Each record is to be printed again precisely as it reads.

_Records to use_.
= = = = = = =
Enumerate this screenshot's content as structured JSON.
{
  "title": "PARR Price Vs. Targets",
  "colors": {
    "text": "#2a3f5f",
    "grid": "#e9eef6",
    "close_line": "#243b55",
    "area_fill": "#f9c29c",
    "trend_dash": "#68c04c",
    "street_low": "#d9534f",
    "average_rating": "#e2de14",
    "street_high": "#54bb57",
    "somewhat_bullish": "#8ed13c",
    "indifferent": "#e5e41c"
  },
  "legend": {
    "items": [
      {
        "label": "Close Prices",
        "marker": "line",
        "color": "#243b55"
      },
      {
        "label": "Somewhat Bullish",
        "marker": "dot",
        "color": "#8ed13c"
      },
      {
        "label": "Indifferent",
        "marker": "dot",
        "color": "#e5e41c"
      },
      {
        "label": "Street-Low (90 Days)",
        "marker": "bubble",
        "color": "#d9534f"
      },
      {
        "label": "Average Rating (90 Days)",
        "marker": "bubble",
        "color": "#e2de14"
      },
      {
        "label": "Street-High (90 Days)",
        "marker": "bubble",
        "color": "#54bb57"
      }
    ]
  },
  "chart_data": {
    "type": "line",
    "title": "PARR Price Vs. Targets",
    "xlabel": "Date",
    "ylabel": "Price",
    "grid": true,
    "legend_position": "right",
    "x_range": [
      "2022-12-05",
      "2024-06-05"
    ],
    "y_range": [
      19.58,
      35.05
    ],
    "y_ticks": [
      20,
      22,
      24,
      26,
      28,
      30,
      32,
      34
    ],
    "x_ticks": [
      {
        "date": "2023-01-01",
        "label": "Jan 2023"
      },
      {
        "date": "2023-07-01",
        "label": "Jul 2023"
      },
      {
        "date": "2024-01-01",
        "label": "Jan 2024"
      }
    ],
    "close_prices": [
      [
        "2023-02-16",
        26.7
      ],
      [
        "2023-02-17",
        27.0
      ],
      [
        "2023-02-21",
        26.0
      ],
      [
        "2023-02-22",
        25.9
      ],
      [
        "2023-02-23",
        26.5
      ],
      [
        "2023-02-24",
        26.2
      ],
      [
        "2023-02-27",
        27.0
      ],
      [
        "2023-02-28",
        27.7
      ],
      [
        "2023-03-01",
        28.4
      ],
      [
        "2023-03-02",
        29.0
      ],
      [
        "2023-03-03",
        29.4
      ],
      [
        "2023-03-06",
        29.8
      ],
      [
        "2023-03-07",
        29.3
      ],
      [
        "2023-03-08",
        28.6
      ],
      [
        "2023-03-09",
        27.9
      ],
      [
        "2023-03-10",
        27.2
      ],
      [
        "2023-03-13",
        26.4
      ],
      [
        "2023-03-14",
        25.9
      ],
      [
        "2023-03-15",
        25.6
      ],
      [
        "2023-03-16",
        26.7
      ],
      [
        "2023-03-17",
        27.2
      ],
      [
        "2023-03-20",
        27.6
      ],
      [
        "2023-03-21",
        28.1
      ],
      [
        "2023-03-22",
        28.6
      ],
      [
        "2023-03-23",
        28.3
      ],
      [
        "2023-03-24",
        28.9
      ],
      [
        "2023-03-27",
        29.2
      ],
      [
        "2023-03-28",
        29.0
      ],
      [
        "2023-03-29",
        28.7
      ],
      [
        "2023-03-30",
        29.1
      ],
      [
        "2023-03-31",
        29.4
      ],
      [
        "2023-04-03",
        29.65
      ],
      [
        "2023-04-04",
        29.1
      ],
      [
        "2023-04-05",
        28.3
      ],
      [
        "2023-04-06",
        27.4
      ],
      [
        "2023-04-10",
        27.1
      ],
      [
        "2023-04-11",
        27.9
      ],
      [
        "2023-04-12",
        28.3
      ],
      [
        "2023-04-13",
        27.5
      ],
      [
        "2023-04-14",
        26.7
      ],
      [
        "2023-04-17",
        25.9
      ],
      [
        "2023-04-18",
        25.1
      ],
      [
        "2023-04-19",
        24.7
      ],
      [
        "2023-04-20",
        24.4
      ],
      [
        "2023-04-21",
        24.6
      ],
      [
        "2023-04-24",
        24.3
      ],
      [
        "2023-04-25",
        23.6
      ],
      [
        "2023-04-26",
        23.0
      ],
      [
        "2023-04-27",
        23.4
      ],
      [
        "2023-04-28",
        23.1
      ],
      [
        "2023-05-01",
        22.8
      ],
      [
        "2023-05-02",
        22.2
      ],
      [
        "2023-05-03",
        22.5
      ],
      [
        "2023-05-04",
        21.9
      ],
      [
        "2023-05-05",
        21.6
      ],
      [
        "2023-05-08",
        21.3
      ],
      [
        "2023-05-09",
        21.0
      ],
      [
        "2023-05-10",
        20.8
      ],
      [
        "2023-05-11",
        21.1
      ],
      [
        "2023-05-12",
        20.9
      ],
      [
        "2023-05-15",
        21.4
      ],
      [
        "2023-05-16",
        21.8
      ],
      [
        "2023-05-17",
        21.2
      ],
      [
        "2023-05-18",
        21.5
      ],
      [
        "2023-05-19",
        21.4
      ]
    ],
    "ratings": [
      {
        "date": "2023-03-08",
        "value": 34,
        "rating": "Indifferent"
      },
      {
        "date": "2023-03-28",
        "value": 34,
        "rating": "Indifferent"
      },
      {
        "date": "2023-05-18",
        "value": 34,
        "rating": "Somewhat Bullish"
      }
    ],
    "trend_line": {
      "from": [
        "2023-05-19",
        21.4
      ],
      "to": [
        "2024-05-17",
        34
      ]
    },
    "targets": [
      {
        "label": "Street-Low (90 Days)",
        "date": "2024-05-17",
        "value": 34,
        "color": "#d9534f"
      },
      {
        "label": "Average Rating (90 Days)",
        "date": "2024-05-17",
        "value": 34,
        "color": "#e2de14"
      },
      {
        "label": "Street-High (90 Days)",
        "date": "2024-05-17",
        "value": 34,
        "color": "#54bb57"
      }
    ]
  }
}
= = = = = = =
_Solution_.
Enumerate this screenshot's content as structured JSON.
{
  "title": "PARR Price Vs. Targets",
  "colors": {
    "text": "#2a3f5f",
    "grid": "#e9eef6",
    "close_line": "#243b55",
    "area_fill": "#f9c29c",
    "trend_dash": "#68c04c",
    "street_low": "#d9534f",
    "average_rating": "#e2de14",
    "street_high": "#54bb57",
    "somewhat_bullish": "#8ed13c",
    "indifferent": "#e5e41c"
  },
  "legend": {
    "items": [
      {
        "label": "Close Prices",
        "marker": "line",
        "color": "#243b55"
      },
      {
        "label": "Somewhat Bullish",
        "marker": "dot",
        "color": "#8ed13c"
      },
      {
        "label": "Indifferent",
        "marker": "dot",
        "color": "#e5e41c"
      },
      {
        "label": "Street-Low (90 Days)",
        "marker": "bubble",
        "color": "#d9534f"
      },
      {
        "label": "Average Rating (90 Days)",
        "marker": "bubble",
        "color": "#e2de14"
      },
      {
        "label": "Street-High (90 Days)",
        "marker": "bubble",
        "color": "#54bb57"
      }
    ]
  },
  "chart_data": {
    "type": "line",
    "title": "PARR Price Vs. Targets",
    "xlabel": "Date",
    "ylabel": "Price",
    "grid": true,
    "legend_position": "right",
    "x_range": [
      "2022-12-05",
      "2024-06-05"
    ],
    "y_range": [
      19.58,
      35.05
    ],
    "y_ticks": [
      20,
      22,
      24,
      26,
      28,
      30,
      32,
      34
    ],
    "x_ticks": [
      {
        "date": "2023-01-01",
        "label": "Jan 2023"
      },
      {
        "date": "2023-07-01",
        "label": "Jul 2023"
      },
      {
        "date": "2024-01-01",
        "label": "Jan 2024"
      }
    ],
    "close_prices": [
      [
        "2023-02-16",
        26.7
      ],
      [
        "2023-02-17",
        27.0
      ],
      [
        "2023-02-21",
        26.0
      ],
      [
        "2023-02-22",
        25.9
      ],
      [
        "2023-02-23",
        26.5
      ],
      [
        "2023-02-24",
        26.2
      ],
      [
        "2023-02-27",
        27.0
      ],
      [
        "2023-02-28",
        27.7
      ],
      [
        "2023-03-01",
        28.4
      ],
      [
        "2023-03-02",
        29.0
      ],
      [
        "2023-03-03",
        29.4
      ],
      [
        "2023-03-06",
        29.8
      ],
      [
        "2023-03-07",
        29.3
      ],
      [
        "2023-03-08",
        28.6
      ],
      [
        "2023-03-09",
        27.9
      ],
      [
        "2023-03-10",
        27.2
      ],
      [
        "2023-03-13",
        26.4
      ],
      [
        "2023-03-14",
        25.9
      ],
      [
        "2023-03-15",
        25.6
      ],
      [
        "2023-03-16",
        26.7
      ],
      [
        "2023-03-17",
        27.2
      ],
      [
        "2023-03-20",
        27.6
      ],
      [
        "2023-03-21",
        28.1
      ],
      [
        "2023-03-22",
        28.6
      ],
      [
        "2023-03-23",
        28.3
      ],
      [
        "2023-03-24",
        28.9
      ],
      [
        "2023-03-27",
        29.2
      ],
      [
        "2023-03-28",
        29.0
      ],
      [
        "2023-03-29",
        28.7
      ],
      [
        "2023-03-30",
        29.1
      ],
      [
        "2023-03-31",
        29.4
      ],
      [
        "2023-04-03",
        29.65
      ],
      [
        "2023-04-04",
        29.1
      ],
      [
        "2023-04-05",
        28.3
      ],
      [
        "2023-04-06",
        27.4
      ],
      [
        "2023-04-10",
        27.1
      ],
      [
        "2023-04-11",
        27.9
      ],
      [
        "2023-04-12",
        28.3
      ],
      [
        "2023-04-13",
        27.5
      ],
      [
        "2023-04-14",
        26.7
      ],
      [
        "2023-04-17",
        25.9
      ],
      [
        "2023-04-18",
        25.1
      ],
      [
        "2023-04-19",
        24.7
      ],
      [
        "2023-04-20",
        24.4
      ],
      [
        "2023-04-21",
        24.6
      ],
      [
        "2023-04-24",
        24.3
      ],
      [
        "2023-04-25",
        23.6
      ],
      [
        "2023-04-26",
        23.0
      ],
      [
        "2023-04-27",
        23.4
      ],
      [
        "2023-04-28",
        23.1
      ],
      [
        "2023-05-01",
        22.8
      ],
      [
        "2023-05-02",
        22.2
      ],
      [
        "2023-05-03",
        22.5
      ],
      [
        "2023-05-04",
        21.9
      ],
      [
        "2023-05-05",
        21.6
      ],
      [
        "2023-05-08",
        21.3
      ],
      [
        "2023-05-09",
        21.0
      ],
      [
        "2023-05-10",
        20.8
      ],
      [
        "2023-05-11",
        21.1
      ],
      [
        "2023-05-12",
        20.9
      ],
      [
        "2023-05-15",
        21.4
      ],
      [
        "2023-05-16",
        21.8
      ],
      [
        "2023-05-17",
        21.2
      ],
      [
        "2023-05-18",
        21.5
      ],
      [
        "2023-05-19",
        21.4
      ]
    ],
    "ratings": [
      {
        "date": "2023-03-08",
        "value": 34,
        "rating": "Indifferent"
      },
      {
        "date": "2023-03-28",
        "value": 34,
        "rating": "Indifferent"
      },
      {
        "date": "2023-05-18",
        "value": 34,
        "rating": "Somewhat Bullish"
      }
    ],
    "trend_line": {
      "from": [
        "2023-05-19",
        21.4
      ],
      "to": [
        "2024-05-17",
        34
      ]
    },
    "targets": [
      {
        "label": "Street-Low (90 Days)",
        "date": "2024-05-17",
        "value": 34,
        "color": "#d9534f"
      },
      {
        "label": "Average Rating (90 Days)",
        "date": "2024-05-17",
        "value": 34,
        "color": "#e2de14"
      },
      {
        "label": "Street-High (90 Days)",
        "date": "2024-05-17",
        "value": 34,
        "color": "#54bb57"
      }
    ]
  }
}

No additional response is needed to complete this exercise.